▶ **Stated task**:
Go through the data below and gather each line containing "title".
-------------------------
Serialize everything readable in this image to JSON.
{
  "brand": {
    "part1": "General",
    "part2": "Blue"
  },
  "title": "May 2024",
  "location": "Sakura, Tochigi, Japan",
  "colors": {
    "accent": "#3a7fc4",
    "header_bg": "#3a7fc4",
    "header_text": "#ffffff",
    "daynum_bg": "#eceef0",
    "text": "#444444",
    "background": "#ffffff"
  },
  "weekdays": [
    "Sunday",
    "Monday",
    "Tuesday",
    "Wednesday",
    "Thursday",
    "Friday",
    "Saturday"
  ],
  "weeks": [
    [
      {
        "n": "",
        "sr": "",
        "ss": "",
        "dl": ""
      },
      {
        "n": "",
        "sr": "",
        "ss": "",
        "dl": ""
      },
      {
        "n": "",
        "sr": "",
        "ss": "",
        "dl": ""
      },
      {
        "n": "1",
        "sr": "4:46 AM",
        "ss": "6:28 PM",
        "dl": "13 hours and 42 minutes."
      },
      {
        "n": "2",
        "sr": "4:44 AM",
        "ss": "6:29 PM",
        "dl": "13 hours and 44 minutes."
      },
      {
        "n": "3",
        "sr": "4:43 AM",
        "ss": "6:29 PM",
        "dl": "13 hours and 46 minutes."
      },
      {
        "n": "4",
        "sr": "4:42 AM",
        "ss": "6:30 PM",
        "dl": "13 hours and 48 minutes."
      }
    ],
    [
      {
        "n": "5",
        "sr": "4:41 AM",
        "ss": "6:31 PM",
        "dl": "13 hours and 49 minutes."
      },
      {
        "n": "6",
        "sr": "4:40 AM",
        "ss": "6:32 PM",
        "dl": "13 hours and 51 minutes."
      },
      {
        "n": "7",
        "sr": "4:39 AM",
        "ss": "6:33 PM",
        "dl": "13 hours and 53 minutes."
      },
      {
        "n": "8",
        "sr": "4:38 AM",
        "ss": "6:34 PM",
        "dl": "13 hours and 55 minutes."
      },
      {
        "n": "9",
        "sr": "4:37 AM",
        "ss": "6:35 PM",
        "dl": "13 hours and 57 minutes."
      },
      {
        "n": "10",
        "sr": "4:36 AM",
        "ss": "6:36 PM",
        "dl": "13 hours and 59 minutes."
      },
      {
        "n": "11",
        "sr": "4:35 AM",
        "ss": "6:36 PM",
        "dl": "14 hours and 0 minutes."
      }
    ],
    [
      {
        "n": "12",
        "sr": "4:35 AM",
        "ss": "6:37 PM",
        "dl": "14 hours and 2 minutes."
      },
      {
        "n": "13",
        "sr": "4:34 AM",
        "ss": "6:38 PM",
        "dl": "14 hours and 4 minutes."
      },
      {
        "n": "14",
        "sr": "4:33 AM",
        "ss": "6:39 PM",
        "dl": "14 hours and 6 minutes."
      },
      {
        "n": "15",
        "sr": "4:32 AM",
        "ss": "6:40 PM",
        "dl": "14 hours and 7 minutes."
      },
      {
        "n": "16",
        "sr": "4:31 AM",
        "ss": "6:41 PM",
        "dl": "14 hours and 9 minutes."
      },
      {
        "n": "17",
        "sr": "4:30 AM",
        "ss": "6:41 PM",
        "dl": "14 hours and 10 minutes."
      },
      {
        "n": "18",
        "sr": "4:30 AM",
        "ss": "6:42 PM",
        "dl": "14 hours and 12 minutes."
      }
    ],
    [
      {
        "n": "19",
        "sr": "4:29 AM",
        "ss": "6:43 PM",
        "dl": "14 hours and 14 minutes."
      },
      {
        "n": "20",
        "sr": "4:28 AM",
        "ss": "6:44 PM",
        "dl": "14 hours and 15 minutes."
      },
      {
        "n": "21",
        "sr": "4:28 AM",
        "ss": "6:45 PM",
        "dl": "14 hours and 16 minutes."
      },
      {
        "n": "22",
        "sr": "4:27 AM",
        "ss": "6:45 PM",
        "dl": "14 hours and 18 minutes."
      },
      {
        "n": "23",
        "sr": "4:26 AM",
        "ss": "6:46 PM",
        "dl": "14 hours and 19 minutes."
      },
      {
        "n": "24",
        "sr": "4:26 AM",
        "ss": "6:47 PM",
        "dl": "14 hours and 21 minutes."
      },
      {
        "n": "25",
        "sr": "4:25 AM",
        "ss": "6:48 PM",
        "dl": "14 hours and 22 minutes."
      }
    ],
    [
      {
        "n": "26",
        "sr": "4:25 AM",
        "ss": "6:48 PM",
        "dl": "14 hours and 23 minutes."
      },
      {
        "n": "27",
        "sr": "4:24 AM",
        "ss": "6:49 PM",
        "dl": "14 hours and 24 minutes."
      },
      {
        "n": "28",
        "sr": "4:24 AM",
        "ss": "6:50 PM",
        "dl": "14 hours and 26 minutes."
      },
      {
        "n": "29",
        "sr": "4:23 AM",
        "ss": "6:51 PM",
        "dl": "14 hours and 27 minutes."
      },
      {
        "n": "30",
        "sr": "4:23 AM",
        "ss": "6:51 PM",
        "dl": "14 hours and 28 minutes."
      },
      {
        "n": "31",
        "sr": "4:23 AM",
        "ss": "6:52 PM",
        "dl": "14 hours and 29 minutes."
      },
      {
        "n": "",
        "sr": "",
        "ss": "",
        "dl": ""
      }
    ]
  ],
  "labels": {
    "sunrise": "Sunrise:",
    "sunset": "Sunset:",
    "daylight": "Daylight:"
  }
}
-------------------------
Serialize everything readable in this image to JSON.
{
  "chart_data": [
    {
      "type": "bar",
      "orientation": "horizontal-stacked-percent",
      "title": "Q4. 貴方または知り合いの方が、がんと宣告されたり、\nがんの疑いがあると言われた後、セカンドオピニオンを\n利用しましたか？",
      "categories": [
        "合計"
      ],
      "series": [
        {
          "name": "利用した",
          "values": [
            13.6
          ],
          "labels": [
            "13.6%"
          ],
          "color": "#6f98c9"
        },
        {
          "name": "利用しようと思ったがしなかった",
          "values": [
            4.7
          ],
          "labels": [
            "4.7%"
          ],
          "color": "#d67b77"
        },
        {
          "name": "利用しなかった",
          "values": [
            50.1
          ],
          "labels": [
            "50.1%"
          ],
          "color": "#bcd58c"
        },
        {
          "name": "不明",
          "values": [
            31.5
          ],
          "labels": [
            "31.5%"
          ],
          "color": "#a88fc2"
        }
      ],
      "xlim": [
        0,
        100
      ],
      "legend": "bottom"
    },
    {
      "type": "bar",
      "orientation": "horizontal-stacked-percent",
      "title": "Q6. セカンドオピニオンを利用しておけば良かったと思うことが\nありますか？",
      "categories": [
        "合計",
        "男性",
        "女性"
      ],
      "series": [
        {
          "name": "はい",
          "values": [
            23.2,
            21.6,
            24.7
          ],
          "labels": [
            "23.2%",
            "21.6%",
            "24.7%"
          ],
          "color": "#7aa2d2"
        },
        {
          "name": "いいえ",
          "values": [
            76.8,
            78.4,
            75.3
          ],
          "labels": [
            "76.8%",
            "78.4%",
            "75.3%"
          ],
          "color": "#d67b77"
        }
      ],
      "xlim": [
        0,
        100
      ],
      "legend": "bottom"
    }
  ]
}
-------------------------
▶ **Task result**:
  "title": "May 2024",
      "title": "Q4. 貴方または知り合いの方が、がんと宣告されたり、\nがんの疑いがあると言われた後、セカンドオピニオンを\n利用しましたか？",
      "title": "Q6. セカンドオピニオンを利用しておけば良かったと思うことが\nありますか？",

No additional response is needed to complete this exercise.